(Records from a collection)
Begin

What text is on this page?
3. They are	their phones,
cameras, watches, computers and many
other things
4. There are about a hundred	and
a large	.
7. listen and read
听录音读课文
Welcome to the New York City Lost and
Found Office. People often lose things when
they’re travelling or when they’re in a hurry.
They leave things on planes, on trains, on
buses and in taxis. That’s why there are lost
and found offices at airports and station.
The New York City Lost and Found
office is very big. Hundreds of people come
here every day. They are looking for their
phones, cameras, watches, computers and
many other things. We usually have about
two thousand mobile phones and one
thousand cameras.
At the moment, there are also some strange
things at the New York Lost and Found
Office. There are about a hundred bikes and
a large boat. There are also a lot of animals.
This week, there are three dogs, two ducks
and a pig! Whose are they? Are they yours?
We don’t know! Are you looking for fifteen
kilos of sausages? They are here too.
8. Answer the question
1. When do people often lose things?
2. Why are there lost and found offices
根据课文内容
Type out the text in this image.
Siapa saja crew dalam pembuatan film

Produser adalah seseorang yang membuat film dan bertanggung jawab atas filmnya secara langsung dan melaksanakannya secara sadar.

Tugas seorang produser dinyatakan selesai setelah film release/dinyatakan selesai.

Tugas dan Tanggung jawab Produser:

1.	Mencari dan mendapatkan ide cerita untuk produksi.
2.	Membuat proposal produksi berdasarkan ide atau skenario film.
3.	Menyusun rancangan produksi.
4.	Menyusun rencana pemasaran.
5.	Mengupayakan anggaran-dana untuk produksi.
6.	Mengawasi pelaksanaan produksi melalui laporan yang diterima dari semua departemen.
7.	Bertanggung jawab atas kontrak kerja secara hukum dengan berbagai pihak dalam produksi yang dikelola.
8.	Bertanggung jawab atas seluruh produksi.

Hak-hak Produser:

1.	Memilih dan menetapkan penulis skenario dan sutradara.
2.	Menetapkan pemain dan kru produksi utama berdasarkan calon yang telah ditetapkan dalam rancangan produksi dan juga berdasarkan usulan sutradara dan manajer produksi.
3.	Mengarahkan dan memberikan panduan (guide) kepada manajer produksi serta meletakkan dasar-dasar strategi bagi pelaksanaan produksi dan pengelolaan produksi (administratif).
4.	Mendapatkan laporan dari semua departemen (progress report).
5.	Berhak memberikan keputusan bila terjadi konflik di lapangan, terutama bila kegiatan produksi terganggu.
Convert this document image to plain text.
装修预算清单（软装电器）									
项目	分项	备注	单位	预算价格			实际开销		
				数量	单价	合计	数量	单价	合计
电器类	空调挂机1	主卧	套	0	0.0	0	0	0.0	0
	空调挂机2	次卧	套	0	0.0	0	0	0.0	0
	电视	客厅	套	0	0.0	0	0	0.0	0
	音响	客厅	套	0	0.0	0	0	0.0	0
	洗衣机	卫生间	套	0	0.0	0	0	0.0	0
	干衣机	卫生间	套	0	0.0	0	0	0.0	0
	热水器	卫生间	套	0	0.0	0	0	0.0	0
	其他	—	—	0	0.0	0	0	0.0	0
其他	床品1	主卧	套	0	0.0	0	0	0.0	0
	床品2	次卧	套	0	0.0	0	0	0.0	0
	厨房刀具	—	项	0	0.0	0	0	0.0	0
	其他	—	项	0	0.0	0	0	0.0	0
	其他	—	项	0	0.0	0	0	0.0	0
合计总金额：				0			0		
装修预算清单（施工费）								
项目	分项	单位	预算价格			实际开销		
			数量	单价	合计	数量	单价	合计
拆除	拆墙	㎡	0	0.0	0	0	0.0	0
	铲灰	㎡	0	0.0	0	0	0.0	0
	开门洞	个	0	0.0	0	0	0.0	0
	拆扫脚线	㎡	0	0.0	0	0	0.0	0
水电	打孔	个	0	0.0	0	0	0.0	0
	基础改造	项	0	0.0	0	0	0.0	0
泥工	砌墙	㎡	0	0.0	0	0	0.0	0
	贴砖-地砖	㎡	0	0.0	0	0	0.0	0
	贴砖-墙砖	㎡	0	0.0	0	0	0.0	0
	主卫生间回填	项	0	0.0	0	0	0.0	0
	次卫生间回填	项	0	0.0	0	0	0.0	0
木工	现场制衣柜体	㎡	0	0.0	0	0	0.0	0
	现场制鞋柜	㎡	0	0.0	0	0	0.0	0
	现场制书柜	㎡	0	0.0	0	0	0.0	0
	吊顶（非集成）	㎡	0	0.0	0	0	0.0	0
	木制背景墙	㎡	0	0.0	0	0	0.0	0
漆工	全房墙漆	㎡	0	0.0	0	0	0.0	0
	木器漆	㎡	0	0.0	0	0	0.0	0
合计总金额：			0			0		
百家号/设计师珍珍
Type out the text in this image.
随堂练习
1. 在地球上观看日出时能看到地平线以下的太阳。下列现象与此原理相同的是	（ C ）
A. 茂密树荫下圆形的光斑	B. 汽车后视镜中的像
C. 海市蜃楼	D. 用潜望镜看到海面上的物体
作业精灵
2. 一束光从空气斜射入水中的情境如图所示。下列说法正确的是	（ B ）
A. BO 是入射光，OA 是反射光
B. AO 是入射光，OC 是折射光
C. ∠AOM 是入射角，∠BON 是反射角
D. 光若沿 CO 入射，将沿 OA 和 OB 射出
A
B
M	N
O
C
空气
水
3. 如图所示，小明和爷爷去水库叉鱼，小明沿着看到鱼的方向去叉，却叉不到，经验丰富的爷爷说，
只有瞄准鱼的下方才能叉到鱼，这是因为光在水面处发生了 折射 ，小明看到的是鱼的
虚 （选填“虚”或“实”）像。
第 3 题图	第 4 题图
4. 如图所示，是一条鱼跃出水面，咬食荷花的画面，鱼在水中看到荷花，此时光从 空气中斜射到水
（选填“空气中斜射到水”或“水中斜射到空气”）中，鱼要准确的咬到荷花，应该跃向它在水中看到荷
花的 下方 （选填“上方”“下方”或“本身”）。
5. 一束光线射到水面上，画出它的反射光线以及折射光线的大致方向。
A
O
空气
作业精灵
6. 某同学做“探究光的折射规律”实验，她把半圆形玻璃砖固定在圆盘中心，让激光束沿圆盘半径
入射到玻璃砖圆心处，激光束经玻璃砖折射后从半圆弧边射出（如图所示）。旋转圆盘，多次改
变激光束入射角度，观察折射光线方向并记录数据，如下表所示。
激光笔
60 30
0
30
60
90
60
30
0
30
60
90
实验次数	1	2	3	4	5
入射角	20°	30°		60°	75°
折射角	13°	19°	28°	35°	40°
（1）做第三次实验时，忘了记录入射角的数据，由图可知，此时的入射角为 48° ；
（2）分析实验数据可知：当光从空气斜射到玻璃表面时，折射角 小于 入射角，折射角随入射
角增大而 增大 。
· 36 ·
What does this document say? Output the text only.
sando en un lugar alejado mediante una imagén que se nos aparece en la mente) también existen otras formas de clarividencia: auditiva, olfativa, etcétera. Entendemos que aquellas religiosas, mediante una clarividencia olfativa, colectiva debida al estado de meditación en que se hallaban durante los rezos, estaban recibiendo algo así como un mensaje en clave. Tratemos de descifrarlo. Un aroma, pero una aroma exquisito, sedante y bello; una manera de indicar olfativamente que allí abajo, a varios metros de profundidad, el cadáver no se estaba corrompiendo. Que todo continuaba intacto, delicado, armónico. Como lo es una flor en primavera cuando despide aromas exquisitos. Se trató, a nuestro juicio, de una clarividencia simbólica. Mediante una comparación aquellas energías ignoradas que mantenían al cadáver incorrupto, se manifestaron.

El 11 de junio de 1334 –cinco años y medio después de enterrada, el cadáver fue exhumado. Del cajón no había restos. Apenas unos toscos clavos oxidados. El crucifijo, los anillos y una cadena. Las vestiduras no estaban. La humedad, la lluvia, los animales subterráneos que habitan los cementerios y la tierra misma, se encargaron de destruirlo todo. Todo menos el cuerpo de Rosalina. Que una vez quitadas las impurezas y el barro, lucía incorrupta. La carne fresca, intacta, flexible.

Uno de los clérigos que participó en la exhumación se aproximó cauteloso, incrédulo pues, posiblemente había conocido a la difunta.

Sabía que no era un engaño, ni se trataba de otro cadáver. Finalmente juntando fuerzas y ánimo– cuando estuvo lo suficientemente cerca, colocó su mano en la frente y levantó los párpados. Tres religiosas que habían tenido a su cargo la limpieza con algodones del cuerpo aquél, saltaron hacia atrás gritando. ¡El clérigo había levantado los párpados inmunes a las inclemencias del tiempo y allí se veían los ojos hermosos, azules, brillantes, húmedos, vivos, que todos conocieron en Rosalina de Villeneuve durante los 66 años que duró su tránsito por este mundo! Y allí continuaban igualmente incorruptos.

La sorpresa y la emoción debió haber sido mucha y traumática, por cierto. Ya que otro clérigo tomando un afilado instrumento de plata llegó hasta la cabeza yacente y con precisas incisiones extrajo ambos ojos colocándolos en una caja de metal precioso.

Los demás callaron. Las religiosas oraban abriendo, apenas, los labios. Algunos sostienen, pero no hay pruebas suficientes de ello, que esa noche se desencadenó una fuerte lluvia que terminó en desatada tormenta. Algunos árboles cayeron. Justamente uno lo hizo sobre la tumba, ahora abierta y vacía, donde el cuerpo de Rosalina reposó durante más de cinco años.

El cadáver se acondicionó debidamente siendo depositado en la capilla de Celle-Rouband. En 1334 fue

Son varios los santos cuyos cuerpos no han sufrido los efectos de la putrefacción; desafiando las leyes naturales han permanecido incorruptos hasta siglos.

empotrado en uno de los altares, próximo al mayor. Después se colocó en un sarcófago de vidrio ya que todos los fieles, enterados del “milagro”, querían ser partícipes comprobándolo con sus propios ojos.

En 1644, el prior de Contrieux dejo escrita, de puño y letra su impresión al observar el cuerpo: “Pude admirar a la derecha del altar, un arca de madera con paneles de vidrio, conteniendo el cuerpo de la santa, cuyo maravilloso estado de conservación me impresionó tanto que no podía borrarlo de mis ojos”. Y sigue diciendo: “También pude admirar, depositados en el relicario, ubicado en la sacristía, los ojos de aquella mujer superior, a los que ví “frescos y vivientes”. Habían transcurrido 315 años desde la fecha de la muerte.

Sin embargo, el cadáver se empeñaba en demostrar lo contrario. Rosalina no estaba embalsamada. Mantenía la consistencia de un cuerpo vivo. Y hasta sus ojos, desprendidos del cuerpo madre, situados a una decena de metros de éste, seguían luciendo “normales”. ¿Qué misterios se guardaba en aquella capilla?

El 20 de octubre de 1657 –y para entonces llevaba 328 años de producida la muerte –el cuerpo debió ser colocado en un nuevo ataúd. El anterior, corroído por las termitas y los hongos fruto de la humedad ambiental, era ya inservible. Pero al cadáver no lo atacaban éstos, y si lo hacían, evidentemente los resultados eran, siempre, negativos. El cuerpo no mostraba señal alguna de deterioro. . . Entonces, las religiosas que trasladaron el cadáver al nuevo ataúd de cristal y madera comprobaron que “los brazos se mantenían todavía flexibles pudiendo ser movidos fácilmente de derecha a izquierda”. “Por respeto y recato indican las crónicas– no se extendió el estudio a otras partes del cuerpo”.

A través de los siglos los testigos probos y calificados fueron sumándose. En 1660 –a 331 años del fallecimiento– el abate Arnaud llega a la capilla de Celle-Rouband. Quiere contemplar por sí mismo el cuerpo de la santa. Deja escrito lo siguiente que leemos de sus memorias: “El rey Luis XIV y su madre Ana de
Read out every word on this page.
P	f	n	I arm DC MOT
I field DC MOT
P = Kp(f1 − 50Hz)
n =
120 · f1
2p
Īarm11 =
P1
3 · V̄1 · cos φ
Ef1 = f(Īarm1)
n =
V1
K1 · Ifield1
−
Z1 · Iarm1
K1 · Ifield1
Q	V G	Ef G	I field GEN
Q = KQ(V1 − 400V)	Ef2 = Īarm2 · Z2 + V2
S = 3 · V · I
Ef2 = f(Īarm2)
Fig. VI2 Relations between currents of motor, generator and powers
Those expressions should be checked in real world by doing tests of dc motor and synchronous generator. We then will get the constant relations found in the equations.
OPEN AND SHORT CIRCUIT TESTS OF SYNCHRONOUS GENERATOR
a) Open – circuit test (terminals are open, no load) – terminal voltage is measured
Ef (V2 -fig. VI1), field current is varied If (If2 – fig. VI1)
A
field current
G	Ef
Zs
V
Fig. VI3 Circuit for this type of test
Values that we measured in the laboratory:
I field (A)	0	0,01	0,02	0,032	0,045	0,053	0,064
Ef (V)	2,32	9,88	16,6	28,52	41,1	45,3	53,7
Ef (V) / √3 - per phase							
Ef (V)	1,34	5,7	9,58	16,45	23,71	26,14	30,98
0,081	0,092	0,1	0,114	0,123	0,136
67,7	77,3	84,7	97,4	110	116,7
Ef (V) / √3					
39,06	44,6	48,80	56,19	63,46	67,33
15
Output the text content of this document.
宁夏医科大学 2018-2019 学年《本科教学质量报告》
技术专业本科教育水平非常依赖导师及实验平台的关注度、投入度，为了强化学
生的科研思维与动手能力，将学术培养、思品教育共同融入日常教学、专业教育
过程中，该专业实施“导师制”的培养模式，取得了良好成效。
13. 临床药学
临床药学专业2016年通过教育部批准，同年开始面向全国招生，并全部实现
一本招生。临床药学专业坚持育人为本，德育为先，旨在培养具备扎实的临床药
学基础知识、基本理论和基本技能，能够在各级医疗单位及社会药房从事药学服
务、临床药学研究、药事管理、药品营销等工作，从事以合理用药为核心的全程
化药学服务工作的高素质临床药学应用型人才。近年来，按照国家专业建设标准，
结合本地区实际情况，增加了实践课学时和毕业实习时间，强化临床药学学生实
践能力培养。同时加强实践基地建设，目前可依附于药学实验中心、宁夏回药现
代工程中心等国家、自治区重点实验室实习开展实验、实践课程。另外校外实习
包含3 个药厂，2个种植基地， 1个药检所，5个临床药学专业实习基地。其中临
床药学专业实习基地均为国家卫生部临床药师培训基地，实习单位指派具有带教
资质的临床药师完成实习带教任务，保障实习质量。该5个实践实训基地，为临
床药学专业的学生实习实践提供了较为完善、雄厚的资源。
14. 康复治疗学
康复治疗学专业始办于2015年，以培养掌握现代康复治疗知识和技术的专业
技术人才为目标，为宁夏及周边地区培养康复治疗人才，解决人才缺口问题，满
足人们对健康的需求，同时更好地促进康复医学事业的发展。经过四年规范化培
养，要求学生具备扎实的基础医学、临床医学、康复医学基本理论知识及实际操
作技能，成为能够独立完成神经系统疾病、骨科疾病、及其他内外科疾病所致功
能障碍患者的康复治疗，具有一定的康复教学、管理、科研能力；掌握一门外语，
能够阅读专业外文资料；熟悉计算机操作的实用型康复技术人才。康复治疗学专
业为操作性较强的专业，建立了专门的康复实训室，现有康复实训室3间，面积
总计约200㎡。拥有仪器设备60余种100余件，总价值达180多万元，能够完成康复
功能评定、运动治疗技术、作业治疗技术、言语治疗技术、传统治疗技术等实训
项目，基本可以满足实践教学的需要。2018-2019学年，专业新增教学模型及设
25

End

__Problem details__: Copy out every line of the listing that contains the string "pelaksanaan".

__The reply__:
6.	Mengawasi pelaksanaan produksi melalui laporan yang diterima dari semua departemen.
3.	Mengarahkan dan memberikan panduan (guide) kepada manajer produksi serta meletakkan dasar-dasar strategi bagi pelaksanaan produksi dan pengelolaan produksi (administratif).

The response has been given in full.